### WORK TO COMPLETE
Could you transcribe every record below exactly as written, leaving out any pictures?

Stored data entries
###
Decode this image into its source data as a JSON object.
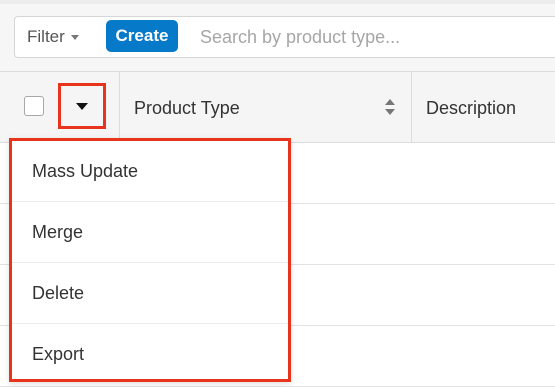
{
  "filter_bar": {
    "filter_label": "Filter",
    "create_label": "Create",
    "search_placeholder": "Search by product type..."
  },
  "table": {
    "columns": [
      {
        "label": "Product Type",
        "sortable": true
      },
      {
        "label": "Description",
        "sortable": false
      }
    ],
    "row_partial_link": "t"
  },
  "actions_menu": {
    "items": [
      {
        "label": "Mass Update"
      },
      {
        "label": "Merge"
      },
      {
        "label": "Delete"
      },
      {
        "label": "Export"
      }
    ]
  },
  "colors": {
    "brand_blue": "#0679c8",
    "highlight_red": "#e8341c"
  },
  "icons": {
    "filter_caret": "caret-down-icon",
    "actions_caret": "caret-down-icon",
    "sort": "sort-icon"
  }
}
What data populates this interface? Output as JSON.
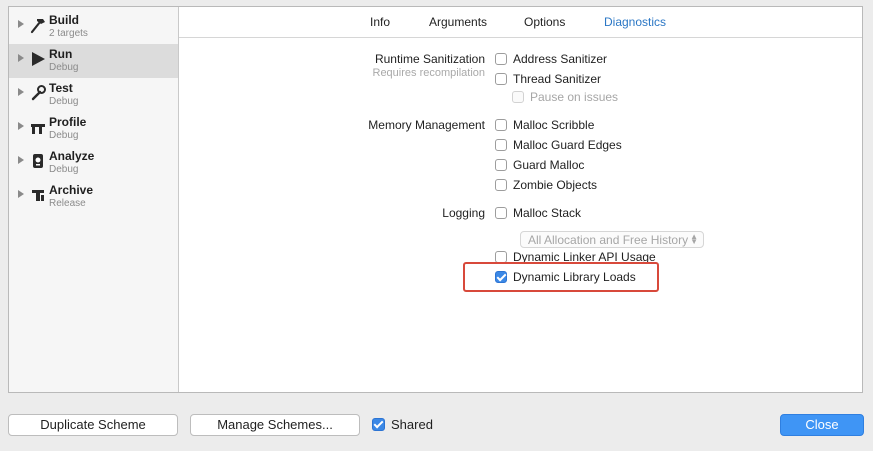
{
  "sidebar": {
    "items": [
      {
        "title": "Build",
        "subtitle": "2 targets",
        "icon": "hammer-icon"
      },
      {
        "title": "Run",
        "subtitle": "Debug",
        "icon": "play-icon"
      },
      {
        "title": "Test",
        "subtitle": "Debug",
        "icon": "wrench-icon"
      },
      {
        "title": "Profile",
        "subtitle": "Debug",
        "icon": "instruments-icon"
      },
      {
        "title": "Analyze",
        "subtitle": "Debug",
        "icon": "analyze-icon"
      },
      {
        "title": "Archive",
        "subtitle": "Release",
        "icon": "archive-icon"
      }
    ],
    "selected": "Run"
  },
  "tabs": [
    {
      "label": "Info"
    },
    {
      "label": "Arguments"
    },
    {
      "label": "Options"
    },
    {
      "label": "Diagnostics",
      "active": true
    }
  ],
  "diagnostics": {
    "runtime_sanitization": {
      "label": "Runtime Sanitization",
      "note": "Requires recompilation",
      "address_sanitizer": {
        "label": "Address Sanitizer",
        "checked": false
      },
      "thread_sanitizer": {
        "label": "Thread Sanitizer",
        "checked": false
      },
      "pause_on_issues": {
        "label": "Pause on issues",
        "checked": false,
        "enabled": false
      }
    },
    "memory_management": {
      "label": "Memory Management",
      "malloc_scribble": {
        "label": "Malloc Scribble",
        "checked": false
      },
      "malloc_guard_edges": {
        "label": "Malloc Guard Edges",
        "checked": false
      },
      "guard_malloc": {
        "label": "Guard Malloc",
        "checked": false
      },
      "zombie_objects": {
        "label": "Zombie Objects",
        "checked": false
      }
    },
    "logging": {
      "label": "Logging",
      "malloc_stack": {
        "label": "Malloc Stack",
        "checked": false
      },
      "history_popup": {
        "value": "All Allocation and Free History",
        "enabled": false
      },
      "dynamic_linker_api_usage": {
        "label": "Dynamic Linker API Usage",
        "checked": false
      },
      "dynamic_library_loads": {
        "label": "Dynamic Library Loads",
        "checked": true
      }
    }
  },
  "footer": {
    "duplicate_label": "Duplicate Scheme",
    "manage_label": "Manage Schemes...",
    "shared_label": "Shared",
    "shared_checked": true,
    "close_label": "Close"
  },
  "colors": {
    "accent": "#3f95f5",
    "active_tab": "#2b77c5",
    "highlight": "#d8493b"
  }
}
###
### WORKED ANSWER
Decode this image into its source data as a JSON object.
{
  "filter_bar": {
    "filter_label": "Filter",
    "create_label": "Create",
    "search_placeholder": "Search by product type..."
  },
  "table": {
    "columns": [
      {
        "label": "Product Type",
        "sortable": true
      },
      {
        "label": "Description",
        "sortable": false
      }
    ],
    "row_partial_link": "t"
  },
  "actions_menu": {
    "items": [
      {
        "label": "Mass Update"
      },
      {
        "label": "Merge"
      },
      {
        "label": "Delete"
      },
      {
        "label": "Export"
      }
    ]
  },
  "colors": {
    "brand_blue": "#0679c8",
    "highlight_red": "#e8341c"
  },
  "icons": {
    "filter_caret": "caret-down-icon",
    "actions_caret": "caret-down-icon",
    "sort": "sort-icon"
  }
}
What data populates this interface? Output as JSON.
{
  "sidebar": {
    "items": [
      {
        "title": "Build",
        "subtitle": "2 targets",
        "icon": "hammer-icon"
      },
      {
        "title": "Run",
        "subtitle": "Debug",
        "icon": "play-icon"
      },
      {
        "title": "Test",
        "subtitle": "Debug",
        "icon": "wrench-icon"
      },
      {
        "title": "Profile",
        "subtitle": "Debug",
        "icon": "instruments-icon"
      },
      {
        "title": "Analyze",
        "subtitle": "Debug",
        "icon": "analyze-icon"
      },
      {
        "title": "Archive",
        "subtitle": "Release",
        "icon": "archive-icon"
      }
    ],
    "selected": "Run"
  },
  "tabs": [
    {
      "label": "Info"
    },
    {
      "label": "Arguments"
    },
    {
      "label": "Options"
    },
    {
      "label": "Diagnostics",
      "active": true
    }
  ],
  "diagnostics": {
    "runtime_sanitization": {
      "label": "Runtime Sanitization",
      "note": "Requires recompilation",
      "address_sanitizer": {
        "label": "Address Sanitizer",
        "checked": false
      },
      "thread_sanitizer": {
        "label": "Thread Sanitizer",
        "checked": false
      },
      "pause_on_issues": {
        "label": "Pause on issues",
        "checked": false,
        "enabled": false
      }
    },
    "memory_management": {
      "label": "Memory Management",
      "malloc_scribble": {
        "label": "Malloc Scribble",
        "checked": false
      },
      "malloc_guard_edges": {
        "label": "Malloc Guard Edges",
        "checked": false
      },
      "guard_malloc": {
        "label": "Guard Malloc",
        "checked": false
      },
      "zombie_objects": {
        "label": "Zombie Objects",
        "checked": false
      }
    },
    "logging": {
      "label": "Logging",
      "malloc_stack": {
        "label": "Malloc Stack",
        "checked": false
      },
      "history_popup": {
        "value": "All Allocation and Free History",
        "enabled": false
      },
      "dynamic_linker_api_usage": {
        "label": "Dynamic Linker API Usage",
        "checked": false
      },
      "dynamic_library_loads": {
        "label": "Dynamic Library Loads",
        "checked": true
      }
    }
  },
  "footer": {
    "duplicate_label": "Duplicate Scheme",
    "manage_label": "Manage Schemes...",
    "shared_label": "Shared",
    "shared_checked": true,
    "close_label": "Close"
  },
  "colors": {
    "accent": "#3f95f5",
    "active_tab": "#2b77c5",
    "highlight": "#d8493b"
  }
}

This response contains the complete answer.